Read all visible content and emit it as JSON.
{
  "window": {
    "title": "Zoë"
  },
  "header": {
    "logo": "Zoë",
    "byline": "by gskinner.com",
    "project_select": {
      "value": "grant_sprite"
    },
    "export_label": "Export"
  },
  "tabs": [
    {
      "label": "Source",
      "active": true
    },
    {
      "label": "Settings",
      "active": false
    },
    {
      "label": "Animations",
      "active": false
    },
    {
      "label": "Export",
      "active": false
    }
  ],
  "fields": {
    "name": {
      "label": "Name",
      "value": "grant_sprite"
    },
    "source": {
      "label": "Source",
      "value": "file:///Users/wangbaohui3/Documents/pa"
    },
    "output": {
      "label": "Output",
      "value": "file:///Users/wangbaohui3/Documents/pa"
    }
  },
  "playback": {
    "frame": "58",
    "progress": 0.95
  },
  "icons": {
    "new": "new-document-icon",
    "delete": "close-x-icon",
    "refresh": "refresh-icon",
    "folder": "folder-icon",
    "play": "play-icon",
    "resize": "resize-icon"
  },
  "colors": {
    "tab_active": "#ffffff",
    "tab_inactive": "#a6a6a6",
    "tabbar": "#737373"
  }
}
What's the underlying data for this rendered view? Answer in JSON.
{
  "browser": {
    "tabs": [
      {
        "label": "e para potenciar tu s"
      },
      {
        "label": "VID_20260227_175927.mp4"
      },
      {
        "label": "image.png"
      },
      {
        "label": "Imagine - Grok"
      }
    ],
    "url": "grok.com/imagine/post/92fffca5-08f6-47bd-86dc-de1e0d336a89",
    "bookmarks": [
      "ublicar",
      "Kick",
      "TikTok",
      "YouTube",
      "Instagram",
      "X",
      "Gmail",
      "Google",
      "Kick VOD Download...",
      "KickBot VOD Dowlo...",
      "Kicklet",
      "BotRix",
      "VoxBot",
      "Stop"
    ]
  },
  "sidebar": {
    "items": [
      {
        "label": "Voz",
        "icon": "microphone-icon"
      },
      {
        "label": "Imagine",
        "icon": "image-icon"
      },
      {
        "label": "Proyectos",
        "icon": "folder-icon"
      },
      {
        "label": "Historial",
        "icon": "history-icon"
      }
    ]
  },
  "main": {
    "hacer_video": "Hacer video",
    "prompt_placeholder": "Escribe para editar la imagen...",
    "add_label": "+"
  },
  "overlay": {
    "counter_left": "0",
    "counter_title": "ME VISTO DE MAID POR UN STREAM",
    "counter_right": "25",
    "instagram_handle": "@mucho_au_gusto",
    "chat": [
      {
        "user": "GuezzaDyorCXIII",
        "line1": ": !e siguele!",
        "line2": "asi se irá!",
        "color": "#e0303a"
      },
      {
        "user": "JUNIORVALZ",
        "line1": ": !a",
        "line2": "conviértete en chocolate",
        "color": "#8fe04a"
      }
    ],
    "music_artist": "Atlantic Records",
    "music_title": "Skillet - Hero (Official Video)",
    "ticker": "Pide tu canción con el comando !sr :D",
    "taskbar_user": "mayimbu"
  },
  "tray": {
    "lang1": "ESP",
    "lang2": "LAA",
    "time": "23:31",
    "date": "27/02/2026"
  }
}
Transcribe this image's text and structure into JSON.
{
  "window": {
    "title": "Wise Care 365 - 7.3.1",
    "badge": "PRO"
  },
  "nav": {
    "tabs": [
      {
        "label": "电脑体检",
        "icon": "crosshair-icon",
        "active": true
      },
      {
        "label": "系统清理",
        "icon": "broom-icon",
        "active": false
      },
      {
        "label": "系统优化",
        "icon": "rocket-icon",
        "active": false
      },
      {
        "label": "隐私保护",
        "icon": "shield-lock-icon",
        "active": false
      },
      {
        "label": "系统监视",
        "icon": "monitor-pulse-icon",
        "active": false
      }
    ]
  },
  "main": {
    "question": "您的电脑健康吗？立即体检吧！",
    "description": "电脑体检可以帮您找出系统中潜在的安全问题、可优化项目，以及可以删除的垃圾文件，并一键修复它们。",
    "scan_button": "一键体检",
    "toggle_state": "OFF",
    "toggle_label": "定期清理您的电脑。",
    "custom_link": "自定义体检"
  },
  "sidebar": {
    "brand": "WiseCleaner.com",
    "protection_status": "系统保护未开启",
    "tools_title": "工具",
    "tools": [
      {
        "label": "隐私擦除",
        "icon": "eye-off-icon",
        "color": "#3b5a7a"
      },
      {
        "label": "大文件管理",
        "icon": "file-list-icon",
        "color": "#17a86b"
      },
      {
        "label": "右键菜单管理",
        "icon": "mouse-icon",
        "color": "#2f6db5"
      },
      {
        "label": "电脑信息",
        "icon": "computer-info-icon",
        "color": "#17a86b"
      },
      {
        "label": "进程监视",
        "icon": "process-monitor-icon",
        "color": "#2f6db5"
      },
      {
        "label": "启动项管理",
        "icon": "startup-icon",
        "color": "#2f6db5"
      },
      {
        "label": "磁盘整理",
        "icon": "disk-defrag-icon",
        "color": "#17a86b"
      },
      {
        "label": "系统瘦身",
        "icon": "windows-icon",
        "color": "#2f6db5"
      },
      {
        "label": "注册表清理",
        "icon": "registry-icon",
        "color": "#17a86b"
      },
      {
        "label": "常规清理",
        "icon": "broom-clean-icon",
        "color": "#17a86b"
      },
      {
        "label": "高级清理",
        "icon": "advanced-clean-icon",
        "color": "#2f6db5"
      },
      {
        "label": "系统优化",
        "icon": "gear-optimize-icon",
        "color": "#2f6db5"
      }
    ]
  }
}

Your goal: The listing above should be transcribed in full, exactly as written.

Answer to the problem:
Read all visible content and emit it as JSON.
{
  "window": {
    "title": "Zoë"
  },
  "header": {
    "logo": "Zoë",
    "byline": "by gskinner.com",
    "project_select": {
      "value": "grant_sprite"
    },
    "export_label": "Export"
  },
  "tabs": [
    {
      "label": "Source",
      "active": true
    },
    {
      "label": "Settings",
      "active": false
    },
    {
      "label": "Animations",
      "active": false
    },
    {
      "label": "Export",
      "active": false
    }
  ],
  "fields": {
    "name": {
      "label": "Name",
      "value": "grant_sprite"
    },
    "source": {
      "label": "Source",
      "value": "file:///Users/wangbaohui3/Documents/pa"
    },
    "output": {
      "label": "Output",
      "value": "file:///Users/wangbaohui3/Documents/pa"
    }
  },
  "playback": {
    "frame": "58",
    "progress": 0.95
  },
  "icons": {
    "new": "new-document-icon",
    "delete": "close-x-icon",
    "refresh": "refresh-icon",
    "folder": "folder-icon",
    "play": "play-icon",
    "resize": "resize-icon"
  },
  "colors": {
    "tab_active": "#ffffff",
    "tab_inactive": "#a6a6a6",
    "tabbar": "#737373"
  }
}
What's the underlying data for this rendered view? Answer in JSON.
{
  "browser": {
    "tabs": [
      {
        "label": "e para potenciar tu s"
      },
      {
        "label": "VID_20260227_175927.mp4"
      },
      {
        "label": "image.png"
      },
      {
        "label": "Imagine - Grok"
      }
    ],
    "url": "grok.com/imagine/post/92fffca5-08f6-47bd-86dc-de1e0d336a89",
    "bookmarks": [
      "ublicar",
      "Kick",
      "TikTok",
      "YouTube",
      "Instagram",
      "X",
      "Gmail",
      "Google",
      "Kick VOD Download...",
      "KickBot VOD Dowlo...",
      "Kicklet",
      "BotRix",
      "VoxBot",
      "Stop"
    ]
  },
  "sidebar": {
    "items": [
      {
        "label": "Voz",
        "icon": "microphone-icon"
      },
      {
        "label": "Imagine",
        "icon": "image-icon"
      },
      {
        "label": "Proyectos",
        "icon": "folder-icon"
      },
      {
        "label": "Historial",
        "icon": "history-icon"
      }
    ]
  },
  "main": {
    "hacer_video": "Hacer video",
    "prompt_placeholder": "Escribe para editar la imagen...",
    "add_label": "+"
  },
  "overlay": {
    "counter_left": "0",
    "counter_title": "ME VISTO DE MAID POR UN STREAM",
    "counter_right": "25",
    "instagram_handle": "@mucho_au_gusto",
    "chat": [
      {
        "user": "GuezzaDyorCXIII",
        "line1": ": !e siguele!",
        "line2": "asi se irá!",
        "color": "#e0303a"
      },
      {
        "user": "JUNIORVALZ",
        "line1": ": !a",
        "line2": "conviértete en chocolate",
        "color": "#8fe04a"
      }
    ],
    "music_artist": "Atlantic Records",
    "music_title": "Skillet - Hero (Official Video)",
    "ticker": "Pide tu canción con el comando !sr :D",
    "taskbar_user": "mayimbu"
  },
  "tray": {
    "lang1": "ESP",
    "lang2": "LAA",
    "time": "23:31",
    "date": "27/02/2026"
  }
}
Transcribe this image's text and structure into JSON.
{
  "window": {
    "title": "Wise Care 365 - 7.3.1",
    "badge": "PRO"
  },
  "nav": {
    "tabs": [
      {
        "label": "电脑体检",
        "icon": "crosshair-icon",
        "active": true
      },
      {
        "label": "系统清理",
        "icon": "broom-icon",
        "active": false
      },
      {
        "label": "系统优化",
        "icon": "rocket-icon",
        "active": false
      },
      {
        "label": "隐私保护",
        "icon": "shield-lock-icon",
        "active": false
      },
      {
        "label": "系统监视",
        "icon": "monitor-pulse-icon",
        "active": false
      }
    ]
  },
  "main": {
    "question": "您的电脑健康吗？立即体检吧！",
    "description": "电脑体检可以帮您找出系统中潜在的安全问题、可优化项目，以及可以删除的垃圾文件，并一键修复它们。",
    "scan_button": "一键体检",
    "toggle_state": "OFF",
    "toggle_label": "定期清理您的电脑。",
    "custom_link": "自定义体检"
  },
  "sidebar": {
    "brand": "WiseCleaner.com",
    "protection_status": "系统保护未开启",
    "tools_title": "工具",
    "tools": [
      {
        "label": "隐私擦除",
        "icon": "eye-off-icon",
        "color": "#3b5a7a"
      },
      {
        "label": "大文件管理",
        "icon": "file-list-icon",
        "color": "#17a86b"
      },
      {
        "label": "右键菜单管理",
        "icon": "mouse-icon",
        "color": "#2f6db5"
      },
      {
        "label": "电脑信息",
        "icon": "computer-info-icon",
        "color": "#17a86b"
      },
      {
        "label": "进程监视",
        "icon": "process-monitor-icon",
        "color": "#2f6db5"
      },
      {
        "label": "启动项管理",
        "icon": "startup-icon",
        "color": "#2f6db5"
      },
      {
        "label": "磁盘整理",
        "icon": "disk-defrag-icon",
        "color": "#17a86b"
      },
      {
        "label": "系统瘦身",
        "icon": "windows-icon",
        "color": "#2f6db5"
      },
      {
        "label": "注册表清理",
        "icon": "registry-icon",
        "color": "#17a86b"
      },
      {
        "label": "常规清理",
        "icon": "broom-clean-icon",
        "color": "#17a86b"
      },
      {
        "label": "高级清理",
        "icon": "advanced-clean-icon",
        "color": "#2f6db5"
      },
      {
        "label": "系统优化",
        "icon": "gear-optimize-icon",
        "color": "#2f6db5"
      }
    ]
  }
}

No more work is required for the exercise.